[Dataset items]

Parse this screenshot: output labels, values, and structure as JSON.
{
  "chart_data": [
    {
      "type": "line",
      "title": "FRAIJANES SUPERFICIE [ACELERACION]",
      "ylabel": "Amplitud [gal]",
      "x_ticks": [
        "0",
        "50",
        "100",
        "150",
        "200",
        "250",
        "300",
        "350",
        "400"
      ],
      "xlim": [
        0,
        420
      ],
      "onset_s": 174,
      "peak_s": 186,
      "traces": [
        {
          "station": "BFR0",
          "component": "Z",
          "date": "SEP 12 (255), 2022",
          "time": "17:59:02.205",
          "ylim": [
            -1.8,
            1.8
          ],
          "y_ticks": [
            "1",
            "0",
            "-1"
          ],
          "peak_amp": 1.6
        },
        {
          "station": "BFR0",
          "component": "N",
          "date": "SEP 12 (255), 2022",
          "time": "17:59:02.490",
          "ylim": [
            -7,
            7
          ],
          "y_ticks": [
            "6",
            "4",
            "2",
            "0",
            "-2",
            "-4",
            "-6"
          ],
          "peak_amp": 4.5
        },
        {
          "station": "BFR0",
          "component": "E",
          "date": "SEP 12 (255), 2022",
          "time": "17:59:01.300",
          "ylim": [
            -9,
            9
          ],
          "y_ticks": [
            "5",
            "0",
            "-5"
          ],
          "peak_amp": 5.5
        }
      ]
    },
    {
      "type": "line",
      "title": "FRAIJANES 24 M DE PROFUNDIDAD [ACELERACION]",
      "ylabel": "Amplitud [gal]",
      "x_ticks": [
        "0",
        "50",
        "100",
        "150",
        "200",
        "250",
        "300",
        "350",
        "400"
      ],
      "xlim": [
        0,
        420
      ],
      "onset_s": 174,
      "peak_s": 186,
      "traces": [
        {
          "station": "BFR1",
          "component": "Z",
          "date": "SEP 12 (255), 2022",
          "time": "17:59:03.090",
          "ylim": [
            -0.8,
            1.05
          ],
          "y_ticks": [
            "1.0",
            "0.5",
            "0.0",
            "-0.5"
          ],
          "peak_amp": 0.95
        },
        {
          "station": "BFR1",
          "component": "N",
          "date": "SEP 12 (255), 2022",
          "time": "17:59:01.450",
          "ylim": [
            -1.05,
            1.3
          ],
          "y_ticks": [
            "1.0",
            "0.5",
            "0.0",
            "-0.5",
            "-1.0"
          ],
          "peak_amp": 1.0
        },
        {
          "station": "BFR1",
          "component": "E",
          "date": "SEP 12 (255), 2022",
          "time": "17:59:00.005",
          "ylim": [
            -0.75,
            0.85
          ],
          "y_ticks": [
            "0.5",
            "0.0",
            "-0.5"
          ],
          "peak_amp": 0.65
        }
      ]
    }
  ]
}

> [Task to carry out]:
Return all of the entries word for word.

> [Task answer]:
Parse this screenshot: output labels, values, and structure as JSON.
{
  "chart_data": [
    {
      "type": "line",
      "title": "FRAIJANES SUPERFICIE [ACELERACION]",
      "ylabel": "Amplitud [gal]",
      "x_ticks": [
        "0",
        "50",
        "100",
        "150",
        "200",
        "250",
        "300",
        "350",
        "400"
      ],
      "xlim": [
        0,
        420
      ],
      "onset_s": 174,
      "peak_s": 186,
      "traces": [
        {
          "station": "BFR0",
          "component": "Z",
          "date": "SEP 12 (255), 2022",
          "time": "17:59:02.205",
          "ylim": [
            -1.8,
            1.8
          ],
          "y_ticks": [
            "1",
            "0",
            "-1"
          ],
          "peak_amp": 1.6
        },
        {
          "station": "BFR0",
          "component": "N",
          "date": "SEP 12 (255), 2022",
          "time": "17:59:02.490",
          "ylim": [
            -7,
            7
          ],
          "y_ticks": [
            "6",
            "4",
            "2",
            "0",
            "-2",
            "-4",
            "-6"
          ],
          "peak_amp": 4.5
        },
        {
          "station": "BFR0",
          "component": "E",
          "date": "SEP 12 (255), 2022",
          "time": "17:59:01.300",
          "ylim": [
            -9,
            9
          ],
          "y_ticks": [
            "5",
            "0",
            "-5"
          ],
          "peak_amp": 5.5
        }
      ]
    },
    {
      "type": "line",
      "title": "FRAIJANES 24 M DE PROFUNDIDAD [ACELERACION]",
      "ylabel": "Amplitud [gal]",
      "x_ticks": [
        "0",
        "50",
        "100",
        "150",
        "200",
        "250",
        "300",
        "350",
        "400"
      ],
      "xlim": [
        0,
        420
      ],
      "onset_s": 174,
      "peak_s": 186,
      "traces": [
        {
          "station": "BFR1",
          "component": "Z",
          "date": "SEP 12 (255), 2022",
          "time": "17:59:03.090",
          "ylim": [
            -0.8,
            1.05
          ],
          "y_ticks": [
            "1.0",
            "0.5",
            "0.0",
            "-0.5"
          ],
          "peak_amp": 0.95
        },
        {
          "station": "BFR1",
          "component": "N",
          "date": "SEP 12 (255), 2022",
          "time": "17:59:01.450",
          "ylim": [
            -1.05,
            1.3
          ],
          "y_ticks": [
            "1.0",
            "0.5",
            "0.0",
            "-0.5",
            "-1.0"
          ],
          "peak_amp": 1.0
        },
        {
          "station": "BFR1",
          "component": "E",
          "date": "SEP 12 (255), 2022",
          "time": "17:59:00.005",
          "ylim": [
            -0.75,
            0.85
          ],
          "y_ticks": [
            "0.5",
            "0.0",
            "-0.5"
          ],
          "peak_amp": 0.65
        }
      ]
    }
  ]
}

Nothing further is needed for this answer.